-- Begin --
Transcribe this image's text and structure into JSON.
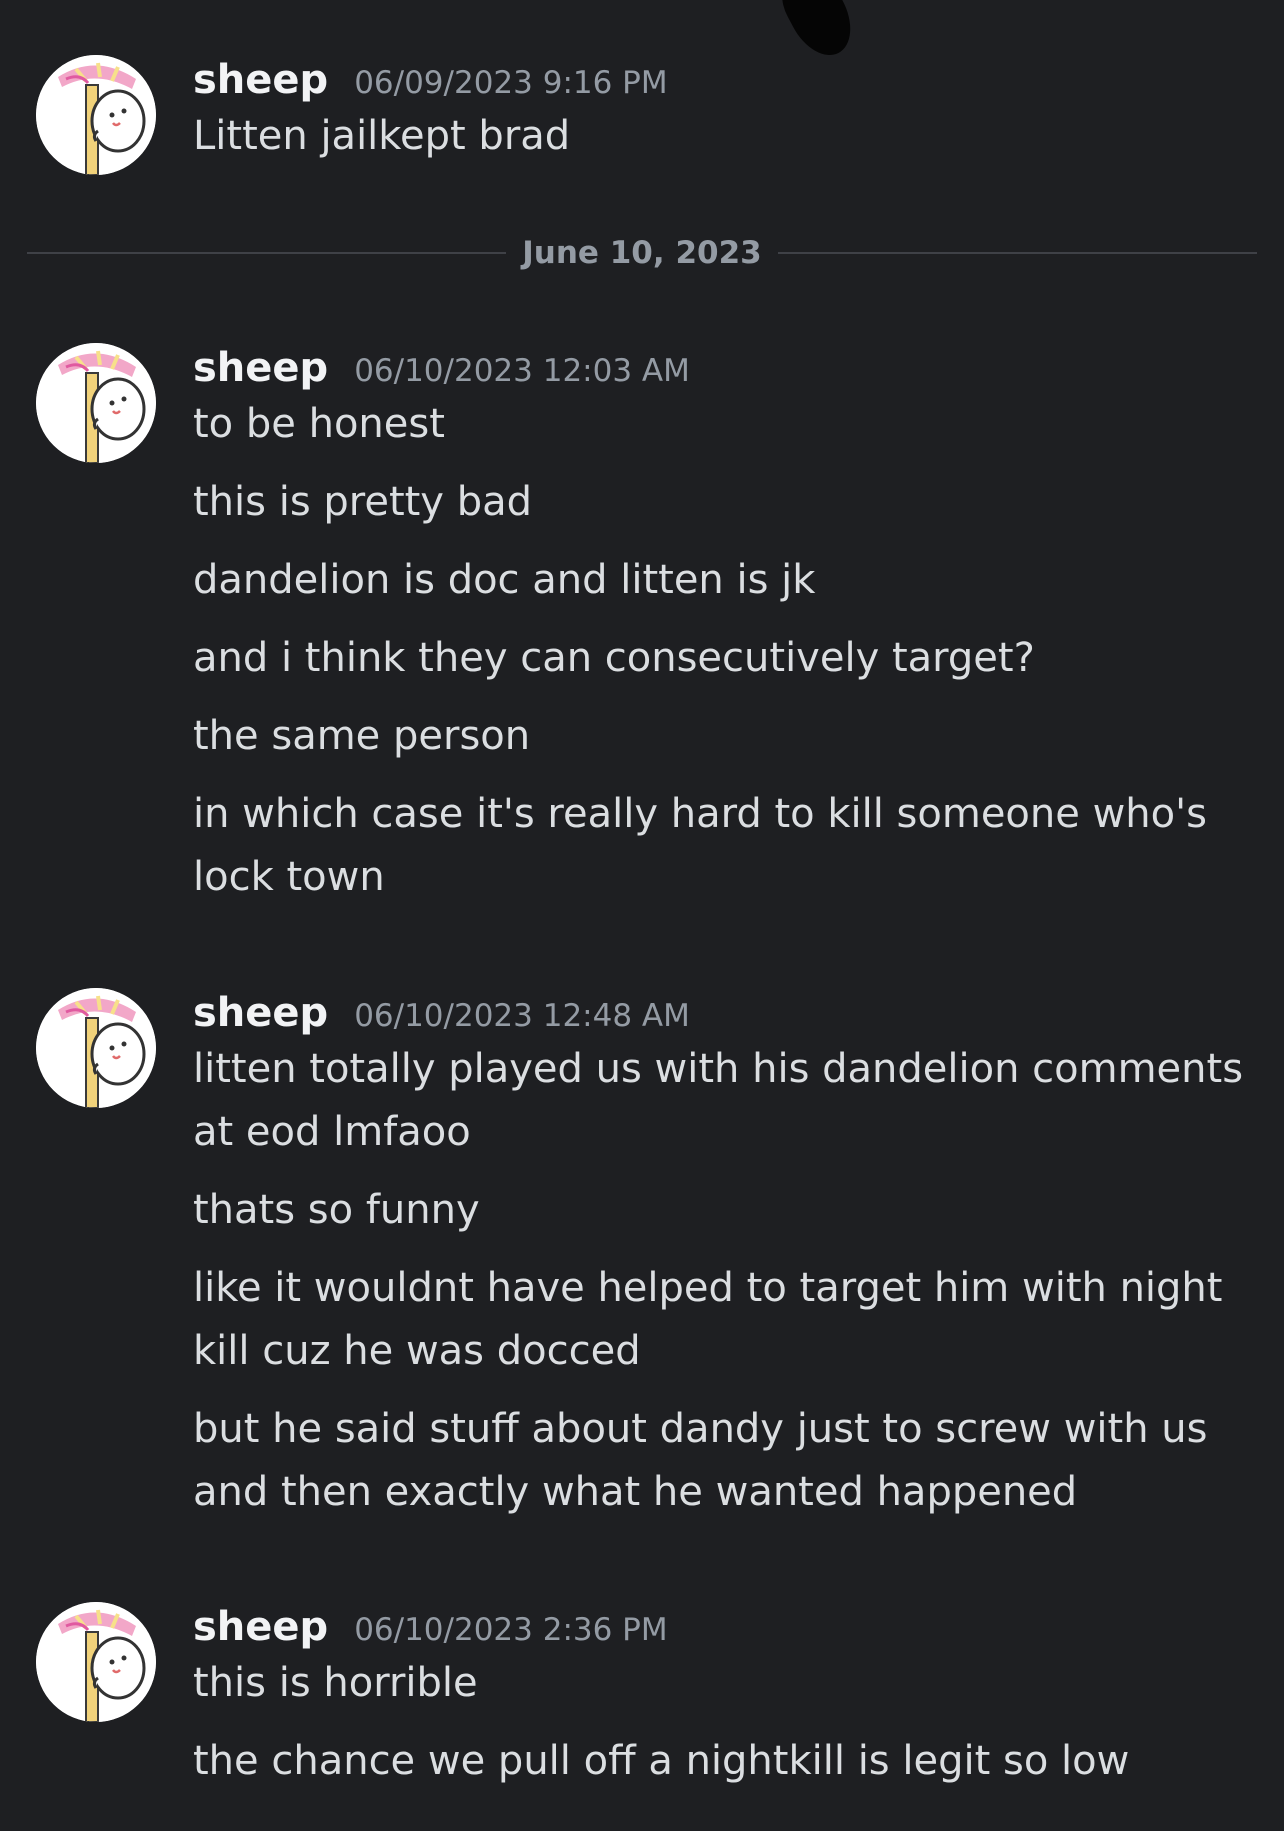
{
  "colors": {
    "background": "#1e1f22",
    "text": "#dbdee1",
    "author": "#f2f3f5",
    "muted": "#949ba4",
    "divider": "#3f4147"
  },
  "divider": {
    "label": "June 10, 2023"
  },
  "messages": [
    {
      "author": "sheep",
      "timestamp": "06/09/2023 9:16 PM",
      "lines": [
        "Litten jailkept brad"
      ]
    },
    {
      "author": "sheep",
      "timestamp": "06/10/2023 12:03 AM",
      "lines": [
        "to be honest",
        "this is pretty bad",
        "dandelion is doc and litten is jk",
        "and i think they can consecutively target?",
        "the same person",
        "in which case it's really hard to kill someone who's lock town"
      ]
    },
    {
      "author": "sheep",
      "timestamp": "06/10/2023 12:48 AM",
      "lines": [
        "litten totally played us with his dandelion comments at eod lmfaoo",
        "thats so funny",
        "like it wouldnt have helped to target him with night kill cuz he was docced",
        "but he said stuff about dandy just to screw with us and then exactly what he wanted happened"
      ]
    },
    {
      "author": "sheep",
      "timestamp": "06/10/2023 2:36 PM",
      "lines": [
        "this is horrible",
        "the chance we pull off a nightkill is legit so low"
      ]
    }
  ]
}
-- End --
◆ Instructions for the task: Take the listing and print it again exactly, but without any pictures.

◆ The response:
Transcribe this image's text and structure into JSON.
{
  "colors": {
    "background": "#1e1f22",
    "text": "#dbdee1",
    "author": "#f2f3f5",
    "muted": "#949ba4",
    "divider": "#3f4147"
  },
  "divider": {
    "label": "June 10, 2023"
  },
  "messages": [
    {
      "author": "sheep",
      "timestamp": "06/09/2023 9:16 PM",
      "lines": [
        "Litten jailkept brad"
      ]
    },
    {
      "author": "sheep",
      "timestamp": "06/10/2023 12:03 AM",
      "lines": [
        "to be honest",
        "this is pretty bad",
        "dandelion is doc and litten is jk",
        "and i think they can consecutively target?",
        "the same person",
        "in which case it's really hard to kill someone who's lock town"
      ]
    },
    {
      "author": "sheep",
      "timestamp": "06/10/2023 12:48 AM",
      "lines": [
        "litten totally played us with his dandelion comments at eod lmfaoo",
        "thats so funny",
        "like it wouldnt have helped to target him with night kill cuz he was docced",
        "but he said stuff about dandy just to screw with us and then exactly what he wanted happened"
      ]
    },
    {
      "author": "sheep",
      "timestamp": "06/10/2023 2:36 PM",
      "lines": [
        "this is horrible",
        "the chance we pull off a nightkill is legit so low"
      ]
    }
  ]
}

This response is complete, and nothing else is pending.